_Job_
Print the whole listing exactly.

_Material for this exercise_
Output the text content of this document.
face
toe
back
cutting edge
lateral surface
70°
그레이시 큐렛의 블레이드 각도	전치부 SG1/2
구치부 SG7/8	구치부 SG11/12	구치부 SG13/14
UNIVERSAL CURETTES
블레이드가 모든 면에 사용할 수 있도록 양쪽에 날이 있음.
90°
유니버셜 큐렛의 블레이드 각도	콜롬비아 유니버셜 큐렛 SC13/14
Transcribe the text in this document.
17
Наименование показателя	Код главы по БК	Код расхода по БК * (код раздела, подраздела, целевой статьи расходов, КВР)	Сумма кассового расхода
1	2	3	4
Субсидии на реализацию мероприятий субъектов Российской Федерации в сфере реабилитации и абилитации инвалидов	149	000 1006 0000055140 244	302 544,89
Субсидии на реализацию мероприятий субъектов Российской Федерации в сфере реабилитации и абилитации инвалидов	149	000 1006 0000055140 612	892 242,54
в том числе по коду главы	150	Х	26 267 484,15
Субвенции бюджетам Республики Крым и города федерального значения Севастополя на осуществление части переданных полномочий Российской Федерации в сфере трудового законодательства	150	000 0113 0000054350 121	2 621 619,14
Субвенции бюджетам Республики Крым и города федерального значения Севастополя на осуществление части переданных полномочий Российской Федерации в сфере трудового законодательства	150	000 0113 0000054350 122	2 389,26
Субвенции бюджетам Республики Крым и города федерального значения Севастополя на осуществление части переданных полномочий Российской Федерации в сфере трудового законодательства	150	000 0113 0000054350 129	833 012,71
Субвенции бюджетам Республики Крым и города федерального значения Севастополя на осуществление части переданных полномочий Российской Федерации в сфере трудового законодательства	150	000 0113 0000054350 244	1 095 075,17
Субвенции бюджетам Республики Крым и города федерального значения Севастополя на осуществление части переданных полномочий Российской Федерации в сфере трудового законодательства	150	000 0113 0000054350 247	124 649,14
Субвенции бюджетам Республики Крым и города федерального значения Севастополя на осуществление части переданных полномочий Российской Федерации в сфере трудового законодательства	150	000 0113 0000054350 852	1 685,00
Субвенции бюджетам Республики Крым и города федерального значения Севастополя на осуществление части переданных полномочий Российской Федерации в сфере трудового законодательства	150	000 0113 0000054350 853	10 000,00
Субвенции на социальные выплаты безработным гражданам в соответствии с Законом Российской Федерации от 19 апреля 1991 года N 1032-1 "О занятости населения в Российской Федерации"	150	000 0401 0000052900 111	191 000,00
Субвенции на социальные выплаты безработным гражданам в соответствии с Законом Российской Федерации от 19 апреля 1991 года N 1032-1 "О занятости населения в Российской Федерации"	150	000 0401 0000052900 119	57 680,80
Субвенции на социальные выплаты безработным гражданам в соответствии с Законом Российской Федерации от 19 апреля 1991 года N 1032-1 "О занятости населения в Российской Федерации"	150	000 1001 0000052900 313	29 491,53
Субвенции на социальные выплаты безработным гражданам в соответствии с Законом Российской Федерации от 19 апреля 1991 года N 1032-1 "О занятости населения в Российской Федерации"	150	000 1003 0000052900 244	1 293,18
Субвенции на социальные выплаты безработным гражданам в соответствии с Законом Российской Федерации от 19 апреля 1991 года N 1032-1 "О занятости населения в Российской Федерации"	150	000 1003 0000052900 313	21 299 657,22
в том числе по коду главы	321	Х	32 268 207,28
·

_Result below_
Output the text content of this document.
face
toe
back
cutting edge
lateral surface
70°
그레이시 큐렛의 블레이드 각도	전치부 SG1/2
구치부 SG7/8	구치부 SG11/12	구치부 SG13/14
UNIVERSAL CURETTES
블레이드가 모든 면에 사용할 수 있도록 양쪽에 날이 있음.
90°
유니버셜 큐렛의 블레이드 각도	콜롬비아 유니버셜 큐렛 SC13/14
Transcribe the text in this document.
17
Наименование показателя	Код главы по БК	Код расхода по БК * (код раздела, подраздела, целевой статьи расходов, КВР)	Сумма кассового расхода
1	2	3	4
Субсидии на реализацию мероприятий субъектов Российской Федерации в сфере реабилитации и абилитации инвалидов	149	000 1006 0000055140 244	302 544,89
Субсидии на реализацию мероприятий субъектов Российской Федерации в сфере реабилитации и абилитации инвалидов	149	000 1006 0000055140 612	892 242,54
в том числе по коду главы	150	Х	26 267 484,15
Субвенции бюджетам Республики Крым и города федерального значения Севастополя на осуществление части переданных полномочий Российской Федерации в сфере трудового законодательства	150	000 0113 0000054350 121	2 621 619,14
Субвенции бюджетам Республики Крым и города федерального значения Севастополя на осуществление части переданных полномочий Российской Федерации в сфере трудового законодательства	150	000 0113 0000054350 122	2 389,26
Субвенции бюджетам Республики Крым и города федерального значения Севастополя на осуществление части переданных полномочий Российской Федерации в сфере трудового законодательства	150	000 0113 0000054350 129	833 012,71
Субвенции бюджетам Республики Крым и города федерального значения Севастополя на осуществление части переданных полномочий Российской Федерации в сфере трудового законодательства	150	000 0113 0000054350 244	1 095 075,17
Субвенции бюджетам Республики Крым и города федерального значения Севастополя на осуществление части переданных полномочий Российской Федерации в сфере трудового законодательства	150	000 0113 0000054350 247	124 649,14
Субвенции бюджетам Республики Крым и города федерального значения Севастополя на осуществление части переданных полномочий Российской Федерации в сфере трудового законодательства	150	000 0113 0000054350 852	1 685,00
Субвенции бюджетам Республики Крым и города федерального значения Севастополя на осуществление части переданных полномочий Российской Федерации в сфере трудового законодательства	150	000 0113 0000054350 853	10 000,00
Субвенции на социальные выплаты безработным гражданам в соответствии с Законом Российской Федерации от 19 апреля 1991 года N 1032-1 "О занятости населения в Российской Федерации"	150	000 0401 0000052900 111	191 000,00
Субвенции на социальные выплаты безработным гражданам в соответствии с Законом Российской Федерации от 19 апреля 1991 года N 1032-1 "О занятости населения в Российской Федерации"	150	000 0401 0000052900 119	57 680,80
Субвенции на социальные выплаты безработным гражданам в соответствии с Законом Российской Федерации от 19 апреля 1991 года N 1032-1 "О занятости населения в Российской Федерации"	150	000 1001 0000052900 313	29 491,53
Субвенции на социальные выплаты безработным гражданам в соответствии с Законом Российской Федерации от 19 апреля 1991 года N 1032-1 "О занятости населения в Российской Федерации"	150	000 1003 0000052900 244	1 293,18
Субвенции на социальные выплаты безработным гражданам в соответствии с Законом Российской Федерации от 19 апреля 1991 года N 1032-1 "О занятости населения в Российской Федерации"	150	000 1003 0000052900 313	21 299 657,22
в том числе по коду главы	321	Х	32 268 207,28
·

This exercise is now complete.